-- start of Provided entries --

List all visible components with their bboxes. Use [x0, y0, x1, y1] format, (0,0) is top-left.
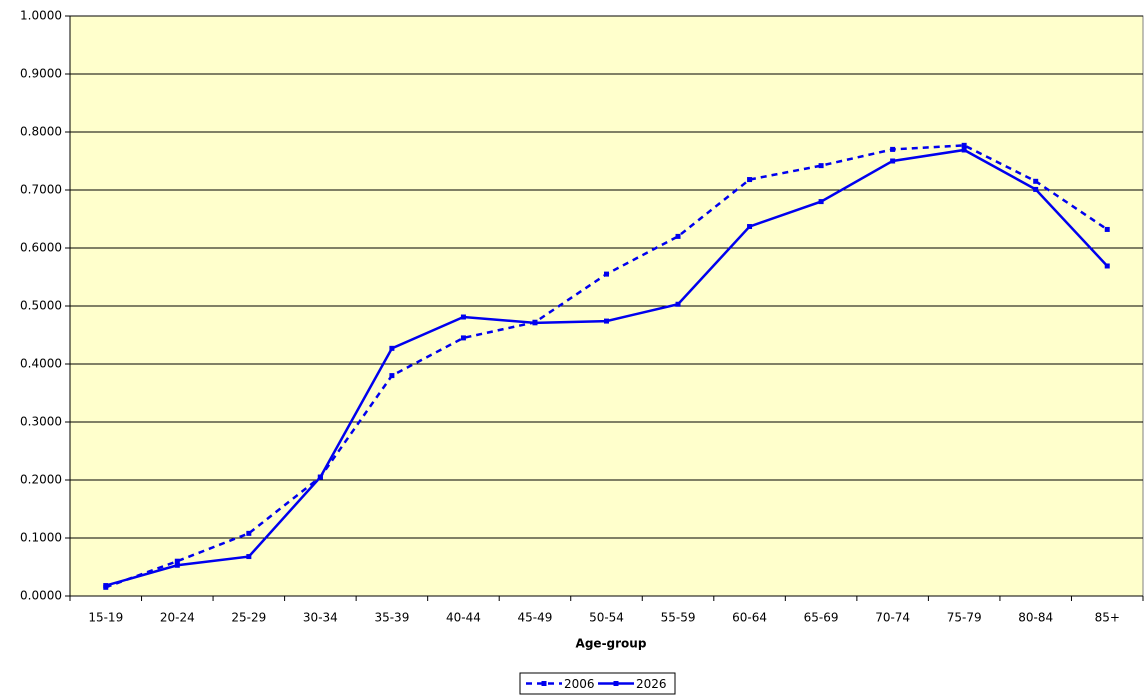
- point-marker: [961, 147, 967, 153]
- x-tick-label: 60-64: [732, 611, 767, 625]
- x-tick-label: 65-69: [804, 611, 839, 625]
- point-marker: [460, 314, 466, 320]
- x-tick-label: 40-44: [446, 611, 481, 625]
- point-marker: [1033, 178, 1039, 184]
- x-tick-label: 35-39: [374, 611, 409, 625]
- y-tick-label: 0.0000: [20, 589, 62, 603]
- x-tick-label: 25-29: [231, 611, 266, 625]
- point-marker: [174, 562, 180, 568]
- x-tick-label: 15-19: [88, 611, 123, 625]
- point-marker: [389, 345, 395, 351]
- point-marker: [532, 320, 538, 326]
- y-tick-label: 0.6000: [20, 241, 62, 255]
- point-marker: [961, 142, 967, 148]
- x-tick-label: 75-79: [947, 611, 982, 625]
- legend-label: 2026: [636, 677, 667, 691]
- point-marker: [460, 335, 466, 341]
- point-marker: [317, 474, 323, 480]
- y-tick-label: 0.4000: [20, 357, 62, 371]
- legend-box: [519, 672, 676, 695]
- point-marker: [103, 583, 109, 589]
- x-tick-label: 30-34: [303, 611, 338, 625]
- y-tick-label: 0.5000: [20, 299, 62, 313]
- point-marker: [890, 158, 896, 164]
- legend-marker: [541, 681, 547, 686]
- y-tick-label: 0.2000: [20, 473, 62, 487]
- point-marker: [818, 163, 824, 169]
- x-tick-label: 55-59: [661, 611, 696, 625]
- legend-label: 2006: [564, 677, 595, 691]
- y-tick-label: 0.1000: [20, 531, 62, 545]
- y-tick-label: 0.9000: [20, 67, 62, 81]
- point-marker: [389, 373, 395, 379]
- y-tick-label: 0.8000: [20, 125, 62, 139]
- x-tick-label: 80-84: [1018, 611, 1053, 625]
- y-tick-label: 1.0000: [20, 9, 62, 23]
- y-tick-label: 0.3000: [20, 415, 62, 429]
- point-marker: [246, 554, 252, 560]
- point-marker: [1104, 226, 1110, 232]
- legend-marker: [613, 681, 619, 686]
- x-tick-label: 20-24: [160, 611, 195, 625]
- point-marker: [246, 530, 252, 536]
- x-tick-label: 85+: [1095, 611, 1120, 625]
- point-marker: [747, 224, 753, 230]
- point-marker: [747, 177, 753, 183]
- point-marker: [818, 199, 824, 205]
- point-marker: [675, 301, 681, 307]
- point-marker: [1033, 186, 1039, 192]
- point-marker: [1104, 263, 1110, 269]
- point-marker: [890, 146, 896, 152]
- point-marker: [604, 318, 609, 324]
- point-marker: [174, 558, 180, 564]
- x-tick-label: 50-54: [589, 611, 624, 625]
- point-marker: [675, 233, 681, 239]
- point-marker: [604, 271, 609, 277]
- x-tick-label: 70-74: [875, 611, 910, 625]
- x-axis-title: Age-group: [576, 637, 647, 651]
- x-tick-label: 45-49: [518, 611, 553, 625]
- y-tick-label: 0.7000: [20, 183, 62, 197]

-- end of Provided entries --

Given problem:
Copy the lines word for word, starting with the line containing "- point-marker: [961, 147, 967, 153]" and ending with the line containing "- x-tick-label: 30-34: [303, 611, 338, 625]", both included.

Answer:
- point-marker: [961, 147, 967, 153]
- x-tick-label: 60-64: [732, 611, 767, 625]
- x-tick-label: 65-69: [804, 611, 839, 625]
- point-marker: [460, 314, 466, 320]
- x-tick-label: 40-44: [446, 611, 481, 625]
- point-marker: [1033, 178, 1039, 184]
- x-tick-label: 35-39: [374, 611, 409, 625]
- y-tick-label: 0.0000: [20, 589, 62, 603]
- x-tick-label: 25-29: [231, 611, 266, 625]
- point-marker: [174, 562, 180, 568]
- x-tick-label: 15-19: [88, 611, 123, 625]
- point-marker: [389, 345, 395, 351]
- point-marker: [532, 320, 538, 326]
- y-tick-label: 0.6000: [20, 241, 62, 255]
- point-marker: [961, 142, 967, 148]
- x-tick-label: 75-79: [947, 611, 982, 625]
- legend-label: 2026: [636, 677, 667, 691]
- point-marker: [460, 335, 466, 341]
- point-marker: [317, 474, 323, 480]
- y-tick-label: 0.4000: [20, 357, 62, 371]
- legend-box: [519, 672, 676, 695]
- point-marker: [103, 583, 109, 589]
- x-tick-label: 30-34: [303, 611, 338, 625]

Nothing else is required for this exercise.